== Data excerpts ==

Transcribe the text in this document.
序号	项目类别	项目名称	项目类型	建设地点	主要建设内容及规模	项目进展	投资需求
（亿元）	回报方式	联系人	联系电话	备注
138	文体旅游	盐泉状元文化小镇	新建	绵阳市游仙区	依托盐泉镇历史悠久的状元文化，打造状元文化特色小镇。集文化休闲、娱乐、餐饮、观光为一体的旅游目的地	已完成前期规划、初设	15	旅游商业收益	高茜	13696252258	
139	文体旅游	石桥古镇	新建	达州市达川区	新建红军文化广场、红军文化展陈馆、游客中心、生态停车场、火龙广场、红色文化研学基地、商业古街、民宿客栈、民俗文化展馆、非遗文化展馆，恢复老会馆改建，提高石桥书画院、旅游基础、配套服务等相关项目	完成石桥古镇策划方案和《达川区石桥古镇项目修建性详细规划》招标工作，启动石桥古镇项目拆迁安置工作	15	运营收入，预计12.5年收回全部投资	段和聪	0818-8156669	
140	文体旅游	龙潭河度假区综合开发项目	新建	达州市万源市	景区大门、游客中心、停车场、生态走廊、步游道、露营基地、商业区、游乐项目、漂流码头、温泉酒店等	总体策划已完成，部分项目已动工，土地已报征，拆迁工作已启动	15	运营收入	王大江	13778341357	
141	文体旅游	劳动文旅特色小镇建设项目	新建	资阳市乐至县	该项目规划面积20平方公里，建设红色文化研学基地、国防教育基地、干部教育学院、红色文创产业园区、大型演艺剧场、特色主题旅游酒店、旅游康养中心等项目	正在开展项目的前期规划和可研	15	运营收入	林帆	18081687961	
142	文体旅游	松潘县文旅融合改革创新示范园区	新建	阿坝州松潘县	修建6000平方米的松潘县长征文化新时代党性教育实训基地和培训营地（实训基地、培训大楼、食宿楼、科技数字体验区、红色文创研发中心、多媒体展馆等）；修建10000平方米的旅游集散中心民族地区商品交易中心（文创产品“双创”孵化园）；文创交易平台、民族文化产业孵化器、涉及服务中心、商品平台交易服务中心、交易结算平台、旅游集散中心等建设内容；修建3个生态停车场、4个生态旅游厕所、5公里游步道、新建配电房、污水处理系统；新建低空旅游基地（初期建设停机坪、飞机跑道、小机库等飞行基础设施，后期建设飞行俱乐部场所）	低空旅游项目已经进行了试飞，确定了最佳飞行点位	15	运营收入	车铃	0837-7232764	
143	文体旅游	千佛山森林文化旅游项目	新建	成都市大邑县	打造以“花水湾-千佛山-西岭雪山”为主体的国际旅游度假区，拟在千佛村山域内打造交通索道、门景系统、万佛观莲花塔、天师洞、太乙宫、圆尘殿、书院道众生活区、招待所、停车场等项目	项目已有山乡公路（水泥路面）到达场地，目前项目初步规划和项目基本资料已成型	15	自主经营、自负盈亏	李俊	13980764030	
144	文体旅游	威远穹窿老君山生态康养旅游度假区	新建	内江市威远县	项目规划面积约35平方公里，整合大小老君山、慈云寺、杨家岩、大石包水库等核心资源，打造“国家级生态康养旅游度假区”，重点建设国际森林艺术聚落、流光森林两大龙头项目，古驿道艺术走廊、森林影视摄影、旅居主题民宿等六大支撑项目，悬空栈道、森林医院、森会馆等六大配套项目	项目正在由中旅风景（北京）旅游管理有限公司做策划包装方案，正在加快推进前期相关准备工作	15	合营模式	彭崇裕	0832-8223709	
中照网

===
== Data excerpts ==

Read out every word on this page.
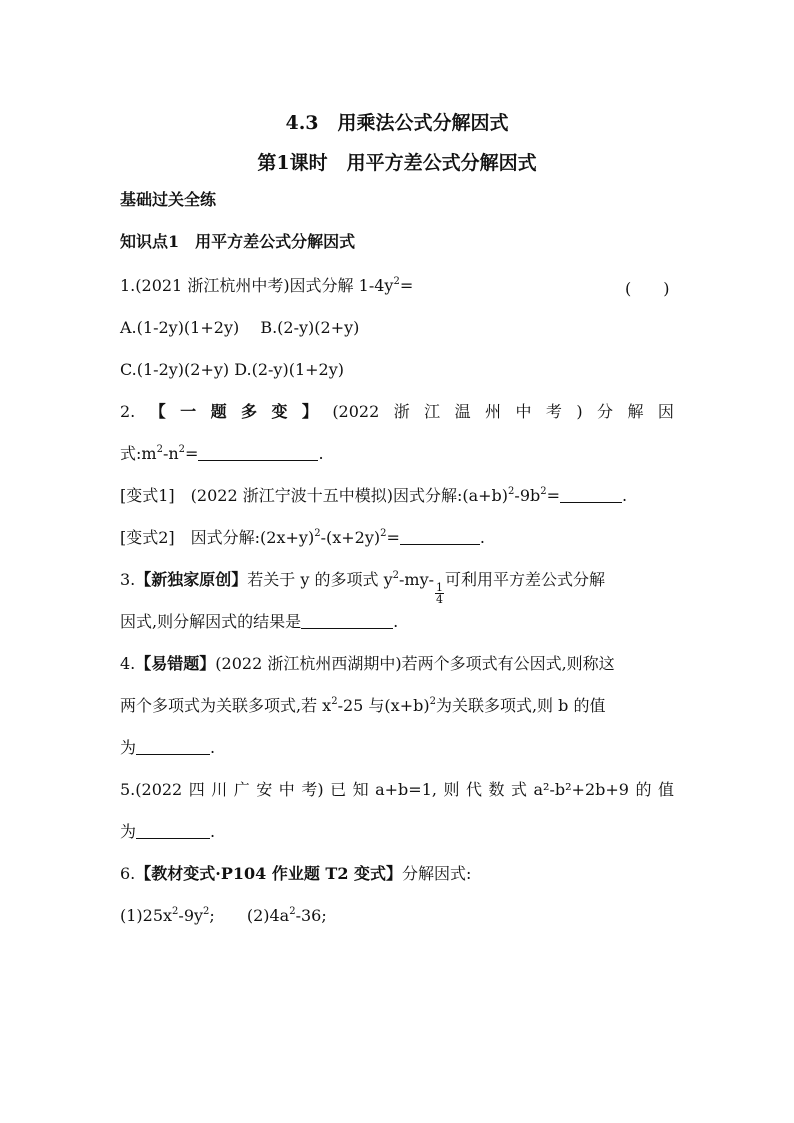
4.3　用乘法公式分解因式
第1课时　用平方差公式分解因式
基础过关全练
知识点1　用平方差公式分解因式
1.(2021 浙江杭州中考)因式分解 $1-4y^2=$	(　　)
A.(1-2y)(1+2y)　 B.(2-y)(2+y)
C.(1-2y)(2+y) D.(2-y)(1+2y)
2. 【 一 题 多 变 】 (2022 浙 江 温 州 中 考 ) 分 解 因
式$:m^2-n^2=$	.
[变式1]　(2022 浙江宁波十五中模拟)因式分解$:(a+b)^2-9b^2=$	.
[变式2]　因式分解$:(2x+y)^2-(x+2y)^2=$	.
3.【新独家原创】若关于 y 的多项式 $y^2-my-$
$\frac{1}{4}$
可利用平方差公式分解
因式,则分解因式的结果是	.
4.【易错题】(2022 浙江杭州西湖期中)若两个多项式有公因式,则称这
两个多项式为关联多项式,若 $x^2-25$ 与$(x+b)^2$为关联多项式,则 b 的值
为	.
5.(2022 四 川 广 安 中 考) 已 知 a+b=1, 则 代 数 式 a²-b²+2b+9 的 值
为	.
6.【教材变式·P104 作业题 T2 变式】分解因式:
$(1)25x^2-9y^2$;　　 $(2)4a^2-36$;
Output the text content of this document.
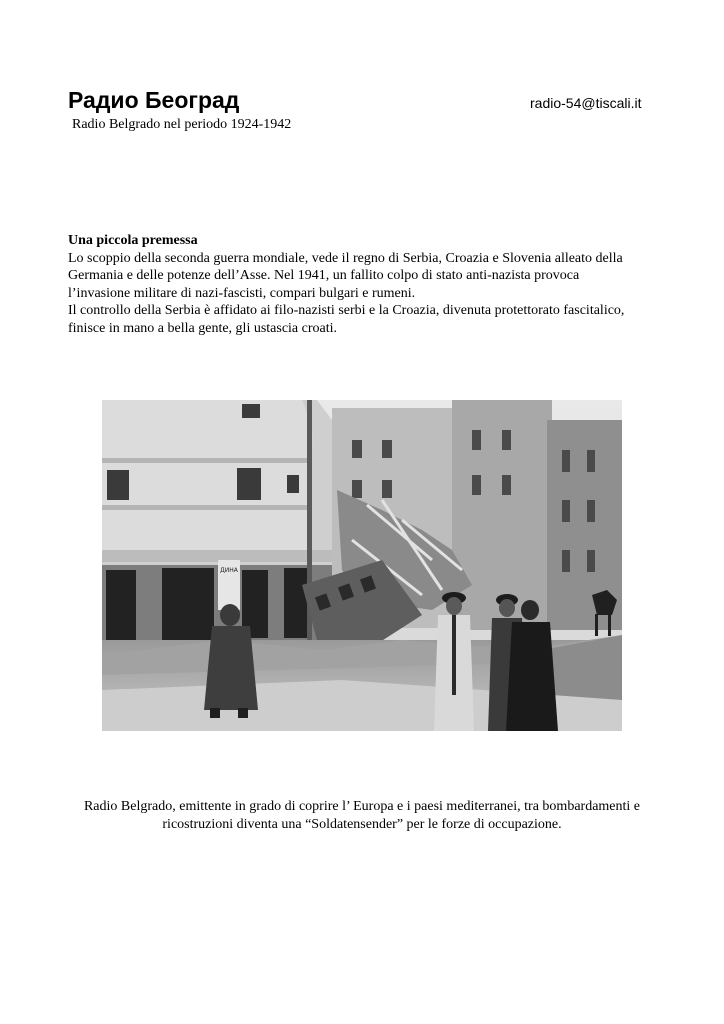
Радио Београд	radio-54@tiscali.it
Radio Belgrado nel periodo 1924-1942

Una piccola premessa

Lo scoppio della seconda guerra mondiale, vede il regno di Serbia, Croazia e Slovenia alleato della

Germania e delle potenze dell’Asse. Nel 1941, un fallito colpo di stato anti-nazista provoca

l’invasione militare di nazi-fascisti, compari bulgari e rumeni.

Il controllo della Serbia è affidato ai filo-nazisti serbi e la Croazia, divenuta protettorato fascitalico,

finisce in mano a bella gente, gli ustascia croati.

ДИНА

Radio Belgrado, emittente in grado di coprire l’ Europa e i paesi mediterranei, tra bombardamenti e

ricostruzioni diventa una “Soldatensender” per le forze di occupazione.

===
== Data excerpts ==

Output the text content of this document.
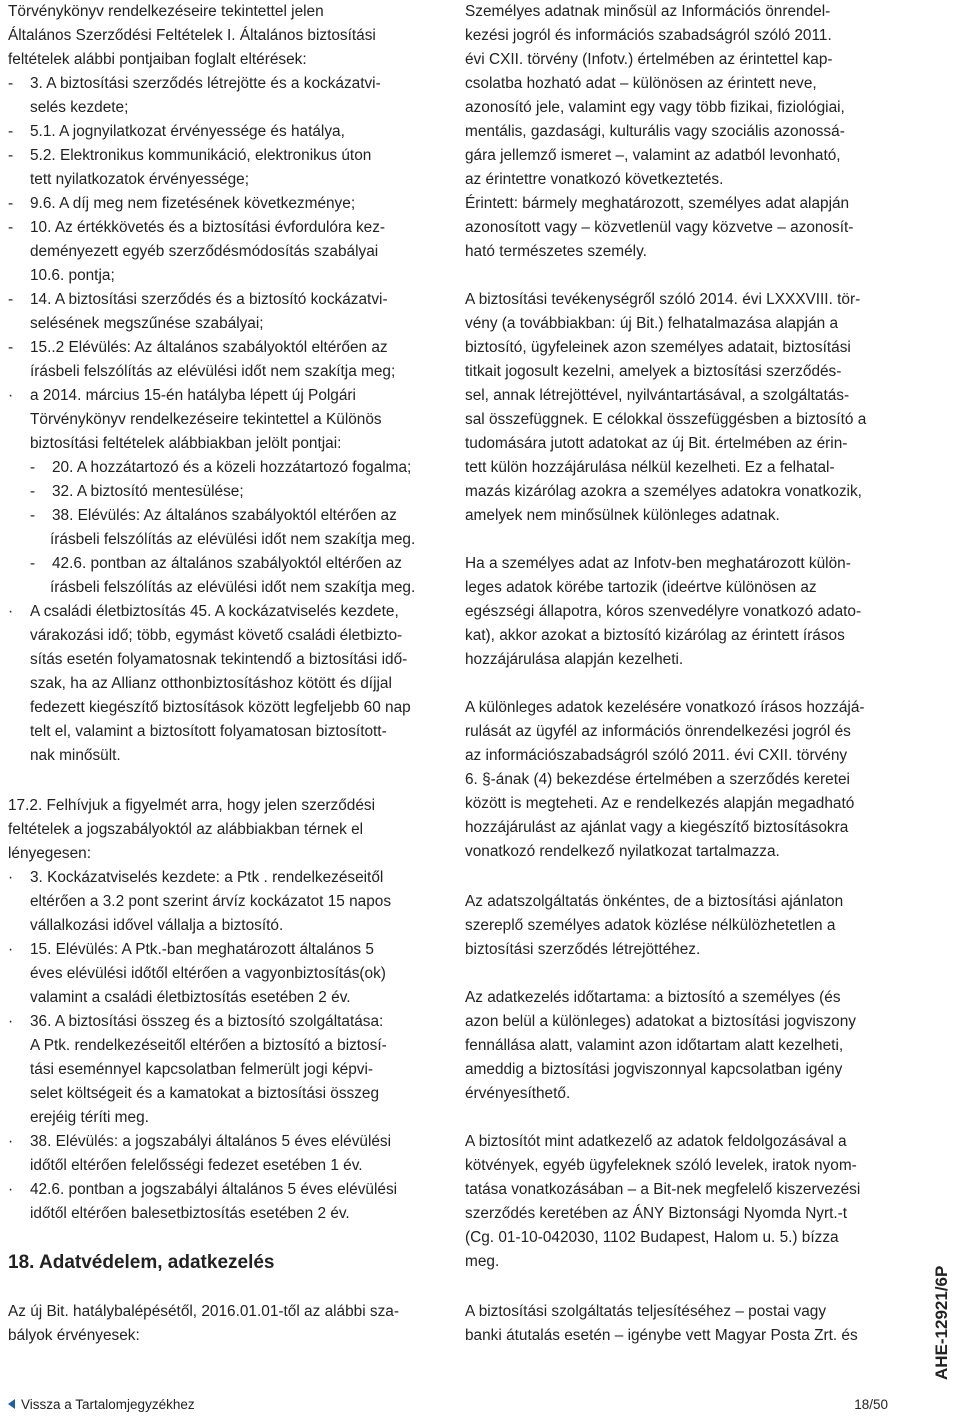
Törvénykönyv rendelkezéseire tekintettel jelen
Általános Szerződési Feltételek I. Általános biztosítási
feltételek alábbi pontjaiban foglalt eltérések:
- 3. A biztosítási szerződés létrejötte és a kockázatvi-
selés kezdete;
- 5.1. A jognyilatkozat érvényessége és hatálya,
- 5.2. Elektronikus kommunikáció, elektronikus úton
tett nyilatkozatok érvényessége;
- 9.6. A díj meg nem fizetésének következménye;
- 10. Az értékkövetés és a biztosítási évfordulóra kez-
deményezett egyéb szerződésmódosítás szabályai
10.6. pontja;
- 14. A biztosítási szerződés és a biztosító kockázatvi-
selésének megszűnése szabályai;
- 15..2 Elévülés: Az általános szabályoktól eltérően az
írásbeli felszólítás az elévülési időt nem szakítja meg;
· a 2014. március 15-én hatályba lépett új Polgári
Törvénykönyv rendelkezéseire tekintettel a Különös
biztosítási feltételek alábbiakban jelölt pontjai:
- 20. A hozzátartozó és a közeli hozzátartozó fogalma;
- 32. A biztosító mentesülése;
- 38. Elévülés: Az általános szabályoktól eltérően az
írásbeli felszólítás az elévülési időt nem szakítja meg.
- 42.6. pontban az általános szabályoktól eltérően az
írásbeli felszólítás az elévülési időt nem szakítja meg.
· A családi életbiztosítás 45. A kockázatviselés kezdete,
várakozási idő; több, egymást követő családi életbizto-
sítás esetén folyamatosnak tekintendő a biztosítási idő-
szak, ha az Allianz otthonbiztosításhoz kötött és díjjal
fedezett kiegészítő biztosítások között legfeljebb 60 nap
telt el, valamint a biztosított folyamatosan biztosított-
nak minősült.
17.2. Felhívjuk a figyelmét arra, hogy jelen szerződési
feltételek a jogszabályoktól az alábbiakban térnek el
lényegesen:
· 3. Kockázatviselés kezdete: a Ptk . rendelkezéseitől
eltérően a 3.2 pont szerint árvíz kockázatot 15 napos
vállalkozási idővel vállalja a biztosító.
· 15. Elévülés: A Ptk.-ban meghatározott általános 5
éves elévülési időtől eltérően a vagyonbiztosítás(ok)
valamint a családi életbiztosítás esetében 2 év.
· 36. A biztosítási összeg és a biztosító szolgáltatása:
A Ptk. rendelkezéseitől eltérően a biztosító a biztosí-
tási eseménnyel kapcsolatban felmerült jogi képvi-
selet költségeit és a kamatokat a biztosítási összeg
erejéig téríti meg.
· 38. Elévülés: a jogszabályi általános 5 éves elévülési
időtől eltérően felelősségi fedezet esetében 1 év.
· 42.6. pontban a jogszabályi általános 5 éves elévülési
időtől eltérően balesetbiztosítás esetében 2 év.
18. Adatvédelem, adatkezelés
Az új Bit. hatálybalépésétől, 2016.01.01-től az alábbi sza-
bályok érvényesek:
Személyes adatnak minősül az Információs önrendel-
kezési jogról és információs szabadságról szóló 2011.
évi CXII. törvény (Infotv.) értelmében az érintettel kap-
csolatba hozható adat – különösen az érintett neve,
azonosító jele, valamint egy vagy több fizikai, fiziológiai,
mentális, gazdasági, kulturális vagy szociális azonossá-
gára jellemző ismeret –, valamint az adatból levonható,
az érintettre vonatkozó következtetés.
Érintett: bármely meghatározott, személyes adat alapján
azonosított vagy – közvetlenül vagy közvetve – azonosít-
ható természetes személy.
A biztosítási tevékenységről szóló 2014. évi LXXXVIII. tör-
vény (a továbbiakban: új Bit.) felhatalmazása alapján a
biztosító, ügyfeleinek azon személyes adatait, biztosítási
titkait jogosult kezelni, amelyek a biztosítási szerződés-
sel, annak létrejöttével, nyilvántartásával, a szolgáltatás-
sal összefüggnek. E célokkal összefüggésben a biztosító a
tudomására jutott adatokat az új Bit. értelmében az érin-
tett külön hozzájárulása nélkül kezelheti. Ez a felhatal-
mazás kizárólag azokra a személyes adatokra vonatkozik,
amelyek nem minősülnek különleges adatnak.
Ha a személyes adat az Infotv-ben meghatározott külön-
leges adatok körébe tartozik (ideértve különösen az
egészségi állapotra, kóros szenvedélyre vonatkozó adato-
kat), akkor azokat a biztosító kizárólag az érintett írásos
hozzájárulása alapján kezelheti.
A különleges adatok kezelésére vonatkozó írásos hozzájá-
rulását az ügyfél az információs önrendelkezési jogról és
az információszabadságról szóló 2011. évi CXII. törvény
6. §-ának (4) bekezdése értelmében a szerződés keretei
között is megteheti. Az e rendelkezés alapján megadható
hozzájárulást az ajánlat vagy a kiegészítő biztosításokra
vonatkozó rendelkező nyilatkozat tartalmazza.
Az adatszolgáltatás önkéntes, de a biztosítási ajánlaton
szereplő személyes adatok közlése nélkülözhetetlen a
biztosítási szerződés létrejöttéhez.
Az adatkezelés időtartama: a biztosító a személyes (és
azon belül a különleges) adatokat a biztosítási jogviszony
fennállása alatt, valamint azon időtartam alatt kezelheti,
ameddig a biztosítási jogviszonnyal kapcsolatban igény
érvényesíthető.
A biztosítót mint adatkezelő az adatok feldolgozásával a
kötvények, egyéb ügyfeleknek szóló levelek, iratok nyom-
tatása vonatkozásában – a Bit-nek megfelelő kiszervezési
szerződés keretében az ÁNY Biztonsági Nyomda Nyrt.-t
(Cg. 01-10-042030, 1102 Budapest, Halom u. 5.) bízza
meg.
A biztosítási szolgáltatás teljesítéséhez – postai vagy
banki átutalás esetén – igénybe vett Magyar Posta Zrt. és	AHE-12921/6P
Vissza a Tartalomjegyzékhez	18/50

===

Using the records above, gather all lines where the string "Törvénykönyv" is present.

• Solution for this problem:
Törvénykönyv rendelkezéseire tekintettel jelen
Törvénykönyv rendelkezéseire tekintettel a Különös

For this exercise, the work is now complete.